_What to do:_
In the listing below, locate the lines bearing the word "this". Copy every one of them.

_Raw records:_

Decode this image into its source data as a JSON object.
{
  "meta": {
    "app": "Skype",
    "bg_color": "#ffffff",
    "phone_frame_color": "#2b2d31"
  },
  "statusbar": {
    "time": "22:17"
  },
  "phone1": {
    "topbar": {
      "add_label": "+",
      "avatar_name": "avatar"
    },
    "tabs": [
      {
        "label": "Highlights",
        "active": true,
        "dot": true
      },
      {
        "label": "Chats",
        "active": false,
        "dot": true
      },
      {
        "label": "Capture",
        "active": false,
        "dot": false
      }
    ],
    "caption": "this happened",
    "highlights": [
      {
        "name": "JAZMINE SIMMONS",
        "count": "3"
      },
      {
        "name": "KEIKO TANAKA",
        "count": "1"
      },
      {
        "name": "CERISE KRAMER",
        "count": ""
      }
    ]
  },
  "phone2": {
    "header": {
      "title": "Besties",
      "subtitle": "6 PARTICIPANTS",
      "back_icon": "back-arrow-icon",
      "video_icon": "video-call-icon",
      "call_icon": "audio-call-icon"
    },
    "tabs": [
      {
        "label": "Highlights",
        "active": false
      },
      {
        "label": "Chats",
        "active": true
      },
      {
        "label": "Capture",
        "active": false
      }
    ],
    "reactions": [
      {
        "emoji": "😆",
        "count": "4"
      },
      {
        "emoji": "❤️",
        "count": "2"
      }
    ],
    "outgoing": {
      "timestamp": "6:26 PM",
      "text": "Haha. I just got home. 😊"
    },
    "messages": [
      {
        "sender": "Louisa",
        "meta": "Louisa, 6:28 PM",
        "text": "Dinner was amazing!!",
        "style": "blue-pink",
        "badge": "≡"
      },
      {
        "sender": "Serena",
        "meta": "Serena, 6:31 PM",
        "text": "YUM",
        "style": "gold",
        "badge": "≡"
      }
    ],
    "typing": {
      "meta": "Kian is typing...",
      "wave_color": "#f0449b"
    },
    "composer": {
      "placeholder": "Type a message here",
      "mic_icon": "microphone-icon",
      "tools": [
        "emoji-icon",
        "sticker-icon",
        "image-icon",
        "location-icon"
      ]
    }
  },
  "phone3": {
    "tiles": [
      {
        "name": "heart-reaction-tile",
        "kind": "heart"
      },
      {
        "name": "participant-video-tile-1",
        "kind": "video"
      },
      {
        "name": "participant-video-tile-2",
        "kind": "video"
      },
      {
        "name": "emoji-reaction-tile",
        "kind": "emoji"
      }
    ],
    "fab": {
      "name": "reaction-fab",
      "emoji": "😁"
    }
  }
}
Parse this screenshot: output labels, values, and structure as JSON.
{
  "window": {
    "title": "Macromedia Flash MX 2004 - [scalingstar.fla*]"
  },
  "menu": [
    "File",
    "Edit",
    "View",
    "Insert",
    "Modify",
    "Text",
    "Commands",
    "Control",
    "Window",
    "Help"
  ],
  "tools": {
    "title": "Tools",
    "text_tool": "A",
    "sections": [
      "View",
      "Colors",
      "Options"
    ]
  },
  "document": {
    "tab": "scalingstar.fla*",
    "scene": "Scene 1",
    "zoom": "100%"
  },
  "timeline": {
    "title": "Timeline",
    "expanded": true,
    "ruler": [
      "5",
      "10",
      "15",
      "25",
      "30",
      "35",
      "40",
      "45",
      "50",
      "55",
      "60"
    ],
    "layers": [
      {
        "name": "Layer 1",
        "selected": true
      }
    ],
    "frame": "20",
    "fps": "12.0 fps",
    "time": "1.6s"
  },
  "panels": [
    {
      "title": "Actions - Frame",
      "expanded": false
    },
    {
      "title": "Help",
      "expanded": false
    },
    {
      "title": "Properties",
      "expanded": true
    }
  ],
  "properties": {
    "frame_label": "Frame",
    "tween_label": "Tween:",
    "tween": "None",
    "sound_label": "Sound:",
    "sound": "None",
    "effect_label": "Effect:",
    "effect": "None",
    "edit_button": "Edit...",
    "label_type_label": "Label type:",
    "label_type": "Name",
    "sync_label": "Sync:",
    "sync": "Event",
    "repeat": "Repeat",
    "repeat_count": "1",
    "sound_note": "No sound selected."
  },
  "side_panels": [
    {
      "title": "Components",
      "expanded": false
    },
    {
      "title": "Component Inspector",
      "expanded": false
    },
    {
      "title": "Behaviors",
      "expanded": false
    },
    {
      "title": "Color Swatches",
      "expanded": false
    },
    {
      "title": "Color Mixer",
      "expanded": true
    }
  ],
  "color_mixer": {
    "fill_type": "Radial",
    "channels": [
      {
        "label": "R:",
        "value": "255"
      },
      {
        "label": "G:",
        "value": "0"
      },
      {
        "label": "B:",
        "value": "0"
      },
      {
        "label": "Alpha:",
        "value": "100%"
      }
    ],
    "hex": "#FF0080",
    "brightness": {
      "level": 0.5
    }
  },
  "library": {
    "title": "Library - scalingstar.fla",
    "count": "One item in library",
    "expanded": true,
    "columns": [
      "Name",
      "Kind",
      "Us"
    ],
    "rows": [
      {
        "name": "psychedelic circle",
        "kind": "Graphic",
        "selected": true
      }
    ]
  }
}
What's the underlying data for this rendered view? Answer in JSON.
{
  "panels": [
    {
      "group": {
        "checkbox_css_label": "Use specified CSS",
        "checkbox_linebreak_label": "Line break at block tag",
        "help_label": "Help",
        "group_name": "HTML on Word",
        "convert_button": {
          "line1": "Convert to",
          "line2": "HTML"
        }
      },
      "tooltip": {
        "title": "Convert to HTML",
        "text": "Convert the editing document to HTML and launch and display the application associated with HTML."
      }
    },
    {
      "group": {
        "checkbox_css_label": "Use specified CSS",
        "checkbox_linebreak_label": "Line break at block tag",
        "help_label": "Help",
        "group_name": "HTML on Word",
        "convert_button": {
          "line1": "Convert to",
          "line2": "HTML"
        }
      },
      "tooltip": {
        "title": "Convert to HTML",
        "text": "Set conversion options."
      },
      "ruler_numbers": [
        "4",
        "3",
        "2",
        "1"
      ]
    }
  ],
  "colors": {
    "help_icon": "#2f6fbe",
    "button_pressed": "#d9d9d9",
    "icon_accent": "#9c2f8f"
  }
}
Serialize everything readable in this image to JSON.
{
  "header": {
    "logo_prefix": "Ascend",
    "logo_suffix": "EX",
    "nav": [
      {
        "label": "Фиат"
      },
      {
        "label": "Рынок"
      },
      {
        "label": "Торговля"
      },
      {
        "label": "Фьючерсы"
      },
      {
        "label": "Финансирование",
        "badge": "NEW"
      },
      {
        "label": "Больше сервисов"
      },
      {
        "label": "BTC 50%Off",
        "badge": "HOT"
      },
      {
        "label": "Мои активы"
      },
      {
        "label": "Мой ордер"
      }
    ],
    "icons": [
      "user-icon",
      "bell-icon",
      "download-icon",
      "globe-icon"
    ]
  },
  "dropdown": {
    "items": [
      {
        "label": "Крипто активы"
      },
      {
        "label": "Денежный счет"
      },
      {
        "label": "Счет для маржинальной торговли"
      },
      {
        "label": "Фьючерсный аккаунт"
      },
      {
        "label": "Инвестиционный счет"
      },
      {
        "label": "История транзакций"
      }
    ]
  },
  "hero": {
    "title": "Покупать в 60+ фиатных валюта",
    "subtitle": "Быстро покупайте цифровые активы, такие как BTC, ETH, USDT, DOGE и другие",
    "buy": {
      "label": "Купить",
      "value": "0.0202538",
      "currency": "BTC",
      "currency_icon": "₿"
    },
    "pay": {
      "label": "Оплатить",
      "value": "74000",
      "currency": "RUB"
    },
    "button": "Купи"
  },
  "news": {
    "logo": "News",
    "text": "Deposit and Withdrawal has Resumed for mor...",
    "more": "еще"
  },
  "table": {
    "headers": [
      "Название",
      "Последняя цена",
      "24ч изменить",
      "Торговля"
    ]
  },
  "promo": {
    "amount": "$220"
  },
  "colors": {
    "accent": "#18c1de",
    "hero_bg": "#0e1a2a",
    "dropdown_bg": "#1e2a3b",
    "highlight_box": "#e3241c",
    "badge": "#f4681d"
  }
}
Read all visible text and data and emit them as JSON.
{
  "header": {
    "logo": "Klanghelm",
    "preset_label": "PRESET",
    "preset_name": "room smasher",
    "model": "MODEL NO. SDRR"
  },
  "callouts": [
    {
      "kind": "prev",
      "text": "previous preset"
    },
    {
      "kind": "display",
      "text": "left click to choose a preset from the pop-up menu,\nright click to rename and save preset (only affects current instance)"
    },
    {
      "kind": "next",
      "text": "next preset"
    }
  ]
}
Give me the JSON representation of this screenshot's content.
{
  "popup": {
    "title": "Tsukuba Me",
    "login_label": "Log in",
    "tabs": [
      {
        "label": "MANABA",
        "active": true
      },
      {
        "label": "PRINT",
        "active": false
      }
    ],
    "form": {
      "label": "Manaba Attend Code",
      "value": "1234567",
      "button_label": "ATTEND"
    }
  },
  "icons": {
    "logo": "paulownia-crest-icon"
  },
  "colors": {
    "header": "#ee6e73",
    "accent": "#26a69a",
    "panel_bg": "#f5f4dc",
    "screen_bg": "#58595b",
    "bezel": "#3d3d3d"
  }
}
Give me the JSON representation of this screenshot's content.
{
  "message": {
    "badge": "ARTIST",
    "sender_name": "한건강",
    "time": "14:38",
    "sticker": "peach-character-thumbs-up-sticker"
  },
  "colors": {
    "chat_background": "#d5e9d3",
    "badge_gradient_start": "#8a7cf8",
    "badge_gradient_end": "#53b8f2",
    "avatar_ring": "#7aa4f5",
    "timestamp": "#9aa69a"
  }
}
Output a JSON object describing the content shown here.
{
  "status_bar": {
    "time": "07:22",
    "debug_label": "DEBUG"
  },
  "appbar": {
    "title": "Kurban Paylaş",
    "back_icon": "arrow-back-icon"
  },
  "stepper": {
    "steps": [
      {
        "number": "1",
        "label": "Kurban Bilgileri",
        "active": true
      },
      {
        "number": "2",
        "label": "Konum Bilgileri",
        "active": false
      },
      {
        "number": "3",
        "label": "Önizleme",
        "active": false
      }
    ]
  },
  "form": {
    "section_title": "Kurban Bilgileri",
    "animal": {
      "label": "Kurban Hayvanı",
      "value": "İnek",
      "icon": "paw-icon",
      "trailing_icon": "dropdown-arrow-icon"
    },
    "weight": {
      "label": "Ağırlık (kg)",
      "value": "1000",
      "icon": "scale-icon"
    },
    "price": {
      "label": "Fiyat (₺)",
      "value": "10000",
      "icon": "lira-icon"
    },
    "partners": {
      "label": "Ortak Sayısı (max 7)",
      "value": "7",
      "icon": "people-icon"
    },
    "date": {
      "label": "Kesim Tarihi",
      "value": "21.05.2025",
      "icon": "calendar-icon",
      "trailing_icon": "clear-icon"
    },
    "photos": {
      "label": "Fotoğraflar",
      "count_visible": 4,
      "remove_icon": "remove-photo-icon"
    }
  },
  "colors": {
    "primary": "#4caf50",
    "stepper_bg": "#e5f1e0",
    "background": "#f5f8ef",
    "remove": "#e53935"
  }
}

_Worked solution:_
Decode this image into its source data as a JSON object.
    "caption": "this happened",
Parse this screenshot: output labels, values, and structure as JSON.
What's the underlying data for this rendered view? Answer in JSON.
Serialize everything readable in this image to JSON.
Give me the JSON representation of this screenshot's content.
Give me the JSON representation of this screenshot's content.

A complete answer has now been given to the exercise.